** Short exercise **
Which lines in the data below contain the string "heading"? Pick out each one and copy it in full.

** Listed records **
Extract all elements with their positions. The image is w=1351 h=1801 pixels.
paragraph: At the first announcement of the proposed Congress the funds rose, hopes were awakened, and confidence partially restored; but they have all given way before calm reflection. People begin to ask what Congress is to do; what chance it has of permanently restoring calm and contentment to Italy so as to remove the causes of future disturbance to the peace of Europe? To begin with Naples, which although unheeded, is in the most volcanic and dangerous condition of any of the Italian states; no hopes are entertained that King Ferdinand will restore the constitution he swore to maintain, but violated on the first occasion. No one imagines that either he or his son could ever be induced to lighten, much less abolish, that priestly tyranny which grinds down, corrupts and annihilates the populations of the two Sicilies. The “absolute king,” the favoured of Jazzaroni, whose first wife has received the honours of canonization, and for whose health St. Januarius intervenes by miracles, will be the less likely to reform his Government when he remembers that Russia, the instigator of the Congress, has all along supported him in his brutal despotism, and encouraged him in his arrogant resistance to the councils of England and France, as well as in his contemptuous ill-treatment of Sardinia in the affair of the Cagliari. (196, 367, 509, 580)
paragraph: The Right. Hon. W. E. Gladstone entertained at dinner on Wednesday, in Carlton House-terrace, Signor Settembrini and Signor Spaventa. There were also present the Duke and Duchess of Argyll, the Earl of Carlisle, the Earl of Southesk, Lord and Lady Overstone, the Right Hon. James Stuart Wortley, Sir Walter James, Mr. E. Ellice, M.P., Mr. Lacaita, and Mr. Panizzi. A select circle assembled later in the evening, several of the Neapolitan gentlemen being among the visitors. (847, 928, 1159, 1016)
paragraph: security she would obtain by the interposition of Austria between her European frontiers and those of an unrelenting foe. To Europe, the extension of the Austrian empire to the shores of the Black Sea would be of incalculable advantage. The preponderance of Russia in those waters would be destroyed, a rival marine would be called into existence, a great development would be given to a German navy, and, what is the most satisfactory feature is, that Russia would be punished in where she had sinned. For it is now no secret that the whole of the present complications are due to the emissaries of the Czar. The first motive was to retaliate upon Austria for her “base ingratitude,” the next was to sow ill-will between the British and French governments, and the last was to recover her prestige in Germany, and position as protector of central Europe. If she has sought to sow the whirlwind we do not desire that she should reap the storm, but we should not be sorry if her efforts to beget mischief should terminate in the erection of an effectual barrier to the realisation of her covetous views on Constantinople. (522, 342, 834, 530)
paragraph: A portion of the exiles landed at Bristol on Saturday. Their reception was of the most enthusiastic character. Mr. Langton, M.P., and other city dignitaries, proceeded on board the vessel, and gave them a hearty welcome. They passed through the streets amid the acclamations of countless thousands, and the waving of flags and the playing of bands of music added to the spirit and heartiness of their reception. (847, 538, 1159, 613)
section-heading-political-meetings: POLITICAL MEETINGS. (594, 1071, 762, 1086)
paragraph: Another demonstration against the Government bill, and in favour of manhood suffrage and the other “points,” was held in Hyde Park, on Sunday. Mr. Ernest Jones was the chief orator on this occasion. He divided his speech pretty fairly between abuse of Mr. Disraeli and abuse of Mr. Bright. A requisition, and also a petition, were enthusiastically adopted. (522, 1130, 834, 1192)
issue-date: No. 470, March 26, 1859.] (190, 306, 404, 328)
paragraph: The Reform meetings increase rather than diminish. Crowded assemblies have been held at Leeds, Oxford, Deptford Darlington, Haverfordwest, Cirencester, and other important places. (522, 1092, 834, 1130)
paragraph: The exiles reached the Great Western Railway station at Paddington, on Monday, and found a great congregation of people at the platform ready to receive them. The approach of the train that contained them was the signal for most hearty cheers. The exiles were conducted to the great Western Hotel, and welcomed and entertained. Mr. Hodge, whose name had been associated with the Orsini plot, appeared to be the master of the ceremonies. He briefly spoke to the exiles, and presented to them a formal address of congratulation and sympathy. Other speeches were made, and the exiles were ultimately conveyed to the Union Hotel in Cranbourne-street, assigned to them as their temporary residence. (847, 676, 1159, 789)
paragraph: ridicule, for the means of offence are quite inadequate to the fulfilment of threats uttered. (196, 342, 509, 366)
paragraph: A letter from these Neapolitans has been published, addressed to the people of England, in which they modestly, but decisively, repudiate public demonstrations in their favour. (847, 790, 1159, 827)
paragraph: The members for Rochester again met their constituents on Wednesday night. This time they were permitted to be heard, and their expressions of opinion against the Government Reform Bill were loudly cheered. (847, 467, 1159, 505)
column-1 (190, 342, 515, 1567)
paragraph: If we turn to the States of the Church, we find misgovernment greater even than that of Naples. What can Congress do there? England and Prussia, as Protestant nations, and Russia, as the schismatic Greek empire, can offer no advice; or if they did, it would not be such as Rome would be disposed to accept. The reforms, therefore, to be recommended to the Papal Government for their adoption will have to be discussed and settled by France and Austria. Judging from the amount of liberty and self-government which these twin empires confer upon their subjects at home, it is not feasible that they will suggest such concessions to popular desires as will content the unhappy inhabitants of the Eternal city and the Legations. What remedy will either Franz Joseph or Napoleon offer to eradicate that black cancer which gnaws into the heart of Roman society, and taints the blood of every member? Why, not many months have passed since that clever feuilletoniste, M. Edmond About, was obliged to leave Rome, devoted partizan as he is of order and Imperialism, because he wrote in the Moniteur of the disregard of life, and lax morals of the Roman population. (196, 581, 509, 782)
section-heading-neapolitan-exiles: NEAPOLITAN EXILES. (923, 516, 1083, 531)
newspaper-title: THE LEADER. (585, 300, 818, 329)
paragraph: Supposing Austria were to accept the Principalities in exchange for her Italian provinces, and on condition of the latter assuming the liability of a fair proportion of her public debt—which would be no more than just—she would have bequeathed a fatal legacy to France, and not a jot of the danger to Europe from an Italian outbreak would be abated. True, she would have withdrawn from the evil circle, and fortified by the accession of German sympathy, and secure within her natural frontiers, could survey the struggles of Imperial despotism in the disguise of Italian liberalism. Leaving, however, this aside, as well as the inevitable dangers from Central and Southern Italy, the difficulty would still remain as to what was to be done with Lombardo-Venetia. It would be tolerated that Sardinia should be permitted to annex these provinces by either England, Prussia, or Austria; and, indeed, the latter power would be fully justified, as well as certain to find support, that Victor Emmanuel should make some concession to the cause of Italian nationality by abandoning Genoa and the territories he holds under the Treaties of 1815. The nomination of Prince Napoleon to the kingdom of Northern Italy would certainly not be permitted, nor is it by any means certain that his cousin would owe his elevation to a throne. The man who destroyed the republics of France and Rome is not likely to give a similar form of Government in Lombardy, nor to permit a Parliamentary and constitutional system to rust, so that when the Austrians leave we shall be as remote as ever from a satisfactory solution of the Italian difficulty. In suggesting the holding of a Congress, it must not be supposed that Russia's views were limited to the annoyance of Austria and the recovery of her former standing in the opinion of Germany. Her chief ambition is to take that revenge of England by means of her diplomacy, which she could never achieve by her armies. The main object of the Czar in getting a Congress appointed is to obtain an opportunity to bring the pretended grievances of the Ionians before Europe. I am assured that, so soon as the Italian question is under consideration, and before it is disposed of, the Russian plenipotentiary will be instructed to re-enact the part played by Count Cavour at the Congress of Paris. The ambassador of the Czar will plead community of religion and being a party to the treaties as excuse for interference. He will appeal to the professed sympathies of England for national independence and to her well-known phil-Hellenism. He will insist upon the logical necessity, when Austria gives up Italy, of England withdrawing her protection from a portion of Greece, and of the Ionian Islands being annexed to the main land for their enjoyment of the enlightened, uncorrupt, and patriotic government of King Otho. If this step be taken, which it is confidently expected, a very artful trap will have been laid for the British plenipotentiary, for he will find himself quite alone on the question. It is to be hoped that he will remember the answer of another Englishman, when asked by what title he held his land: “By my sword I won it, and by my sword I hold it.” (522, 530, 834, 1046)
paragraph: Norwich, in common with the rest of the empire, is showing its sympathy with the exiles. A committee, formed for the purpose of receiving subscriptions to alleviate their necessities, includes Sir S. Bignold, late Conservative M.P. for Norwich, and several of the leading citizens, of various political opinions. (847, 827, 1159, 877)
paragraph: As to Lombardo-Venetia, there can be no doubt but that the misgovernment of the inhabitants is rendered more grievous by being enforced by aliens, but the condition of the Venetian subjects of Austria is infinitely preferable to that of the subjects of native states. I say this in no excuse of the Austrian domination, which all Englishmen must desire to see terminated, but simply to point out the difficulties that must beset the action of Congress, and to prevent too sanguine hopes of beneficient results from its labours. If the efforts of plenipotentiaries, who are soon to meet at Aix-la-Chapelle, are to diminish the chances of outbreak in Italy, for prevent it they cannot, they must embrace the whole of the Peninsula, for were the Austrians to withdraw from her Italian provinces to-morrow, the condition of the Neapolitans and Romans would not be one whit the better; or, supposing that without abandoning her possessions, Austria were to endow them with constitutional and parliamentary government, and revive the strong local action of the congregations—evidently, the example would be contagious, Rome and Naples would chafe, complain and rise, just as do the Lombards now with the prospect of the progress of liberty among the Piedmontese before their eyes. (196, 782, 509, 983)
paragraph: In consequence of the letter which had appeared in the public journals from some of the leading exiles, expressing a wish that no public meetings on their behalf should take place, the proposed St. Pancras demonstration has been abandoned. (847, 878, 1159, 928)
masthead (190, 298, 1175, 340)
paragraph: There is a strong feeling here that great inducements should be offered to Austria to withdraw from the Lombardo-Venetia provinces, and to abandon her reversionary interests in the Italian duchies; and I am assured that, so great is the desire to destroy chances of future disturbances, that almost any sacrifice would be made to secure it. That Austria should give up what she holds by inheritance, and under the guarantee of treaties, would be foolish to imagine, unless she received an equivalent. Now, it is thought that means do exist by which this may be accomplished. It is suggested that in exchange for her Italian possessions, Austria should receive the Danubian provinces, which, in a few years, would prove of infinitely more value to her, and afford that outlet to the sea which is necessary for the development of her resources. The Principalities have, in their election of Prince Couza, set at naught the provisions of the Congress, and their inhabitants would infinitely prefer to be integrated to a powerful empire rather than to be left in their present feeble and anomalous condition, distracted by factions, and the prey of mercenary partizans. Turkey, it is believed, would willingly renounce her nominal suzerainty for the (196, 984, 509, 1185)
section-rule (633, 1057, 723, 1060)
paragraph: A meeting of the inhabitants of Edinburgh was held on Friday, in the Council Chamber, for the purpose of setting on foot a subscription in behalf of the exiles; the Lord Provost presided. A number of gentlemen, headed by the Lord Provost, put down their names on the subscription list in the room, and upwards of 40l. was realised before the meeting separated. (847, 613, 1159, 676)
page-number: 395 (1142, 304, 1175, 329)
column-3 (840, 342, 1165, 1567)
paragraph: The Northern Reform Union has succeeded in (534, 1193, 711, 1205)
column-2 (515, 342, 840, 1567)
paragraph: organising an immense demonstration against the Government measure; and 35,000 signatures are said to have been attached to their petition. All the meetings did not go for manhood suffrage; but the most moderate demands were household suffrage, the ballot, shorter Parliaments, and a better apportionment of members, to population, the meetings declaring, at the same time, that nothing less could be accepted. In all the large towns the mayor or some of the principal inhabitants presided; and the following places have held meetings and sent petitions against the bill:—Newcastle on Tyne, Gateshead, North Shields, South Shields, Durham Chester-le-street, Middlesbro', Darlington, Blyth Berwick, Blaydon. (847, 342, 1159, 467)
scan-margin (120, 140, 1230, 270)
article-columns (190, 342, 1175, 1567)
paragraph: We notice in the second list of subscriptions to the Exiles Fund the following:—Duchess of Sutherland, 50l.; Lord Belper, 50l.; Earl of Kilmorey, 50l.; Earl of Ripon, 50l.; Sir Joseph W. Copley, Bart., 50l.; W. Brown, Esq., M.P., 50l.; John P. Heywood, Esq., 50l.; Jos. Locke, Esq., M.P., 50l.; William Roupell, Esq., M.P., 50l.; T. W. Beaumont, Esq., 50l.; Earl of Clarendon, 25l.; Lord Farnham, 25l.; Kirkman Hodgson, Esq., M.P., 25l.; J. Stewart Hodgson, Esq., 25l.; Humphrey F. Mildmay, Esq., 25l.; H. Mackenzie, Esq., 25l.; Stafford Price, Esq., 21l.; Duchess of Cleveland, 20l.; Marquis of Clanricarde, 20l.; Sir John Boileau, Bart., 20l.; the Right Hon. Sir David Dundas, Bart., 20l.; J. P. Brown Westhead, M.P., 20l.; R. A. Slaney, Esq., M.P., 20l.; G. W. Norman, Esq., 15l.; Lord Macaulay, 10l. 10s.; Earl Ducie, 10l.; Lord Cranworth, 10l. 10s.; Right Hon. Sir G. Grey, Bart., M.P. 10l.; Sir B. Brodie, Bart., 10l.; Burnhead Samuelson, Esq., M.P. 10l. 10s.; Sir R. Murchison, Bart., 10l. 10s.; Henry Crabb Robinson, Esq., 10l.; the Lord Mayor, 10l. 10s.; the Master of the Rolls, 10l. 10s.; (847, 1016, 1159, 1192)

** Response to this task **
section-heading-political-meetings: POLITICAL MEETINGS. (594, 1071, 762, 1086)
section-heading-neapolitan-exiles: NEAPOLITAN EXILES. (923, 516, 1083, 531)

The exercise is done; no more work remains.